> Requirements:
Emit the entire listing verbatim.

= = = = = = =

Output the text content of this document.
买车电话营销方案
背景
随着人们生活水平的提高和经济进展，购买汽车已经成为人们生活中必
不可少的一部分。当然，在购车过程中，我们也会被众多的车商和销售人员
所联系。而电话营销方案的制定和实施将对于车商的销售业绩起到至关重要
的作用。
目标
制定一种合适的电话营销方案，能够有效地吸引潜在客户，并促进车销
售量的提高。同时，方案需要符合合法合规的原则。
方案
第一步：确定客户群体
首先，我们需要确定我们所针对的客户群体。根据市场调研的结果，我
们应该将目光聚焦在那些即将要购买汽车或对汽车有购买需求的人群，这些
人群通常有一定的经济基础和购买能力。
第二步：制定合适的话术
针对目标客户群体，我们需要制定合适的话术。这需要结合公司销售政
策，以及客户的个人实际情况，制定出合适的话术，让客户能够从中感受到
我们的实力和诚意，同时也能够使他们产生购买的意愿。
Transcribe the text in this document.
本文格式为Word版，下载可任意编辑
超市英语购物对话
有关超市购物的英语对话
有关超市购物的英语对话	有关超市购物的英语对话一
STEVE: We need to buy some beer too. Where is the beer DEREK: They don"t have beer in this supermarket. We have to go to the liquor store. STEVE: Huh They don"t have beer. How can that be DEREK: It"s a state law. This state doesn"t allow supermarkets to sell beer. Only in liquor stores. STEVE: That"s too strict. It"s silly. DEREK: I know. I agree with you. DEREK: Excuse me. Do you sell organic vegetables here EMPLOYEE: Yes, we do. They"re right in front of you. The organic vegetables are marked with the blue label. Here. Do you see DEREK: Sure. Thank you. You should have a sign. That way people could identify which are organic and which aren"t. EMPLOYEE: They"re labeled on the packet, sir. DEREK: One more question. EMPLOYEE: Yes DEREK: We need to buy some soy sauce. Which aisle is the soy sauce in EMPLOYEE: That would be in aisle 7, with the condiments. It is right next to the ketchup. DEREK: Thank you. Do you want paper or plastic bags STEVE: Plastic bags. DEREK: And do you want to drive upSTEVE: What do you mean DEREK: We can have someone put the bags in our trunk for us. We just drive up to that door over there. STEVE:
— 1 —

= = = = = = =

> Worked answer:
Output the text content of this document.
买车电话营销方案
背景
随着人们生活水平的提高和经济进展，购买汽车已经成为人们生活中必
不可少的一部分。当然，在购车过程中，我们也会被众多的车商和销售人员
所联系。而电话营销方案的制定和实施将对于车商的销售业绩起到至关重要
的作用。
目标
制定一种合适的电话营销方案，能够有效地吸引潜在客户，并促进车销
售量的提高。同时，方案需要符合合法合规的原则。
方案
第一步：确定客户群体
首先，我们需要确定我们所针对的客户群体。根据市场调研的结果，我
们应该将目光聚焦在那些即将要购买汽车或对汽车有购买需求的人群，这些
人群通常有一定的经济基础和购买能力。
第二步：制定合适的话术
针对目标客户群体，我们需要制定合适的话术。这需要结合公司销售政
策，以及客户的个人实际情况，制定出合适的话术，让客户能够从中感受到
我们的实力和诚意，同时也能够使他们产生购买的意愿。
Transcribe the text in this document.
本文格式为Word版，下载可任意编辑
超市英语购物对话
有关超市购物的英语对话
有关超市购物的英语对话	有关超市购物的英语对话一
STEVE: We need to buy some beer too. Where is the beer DEREK: They don"t have beer in this supermarket. We have to go to the liquor store. STEVE: Huh They don"t have beer. How can that be DEREK: It"s a state law. This state doesn"t allow supermarkets to sell beer. Only in liquor stores. STEVE: That"s too strict. It"s silly. DEREK: I know. I agree with you. DEREK: Excuse me. Do you sell organic vegetables here EMPLOYEE: Yes, we do. They"re right in front of you. The organic vegetables are marked with the blue label. Here. Do you see DEREK: Sure. Thank you. You should have a sign. That way people could identify which are organic and which aren"t. EMPLOYEE: They"re labeled on the packet, sir. DEREK: One more question. EMPLOYEE: Yes DEREK: We need to buy some soy sauce. Which aisle is the soy sauce in EMPLOYEE: That would be in aisle 7, with the condiments. It is right next to the ketchup. DEREK: Thank you. Do you want paper or plastic bags STEVE: Plastic bags. DEREK: And do you want to drive upSTEVE: What do you mean DEREK: We can have someone put the bags in our trunk for us. We just drive up to that door over there. STEVE:
— 1 —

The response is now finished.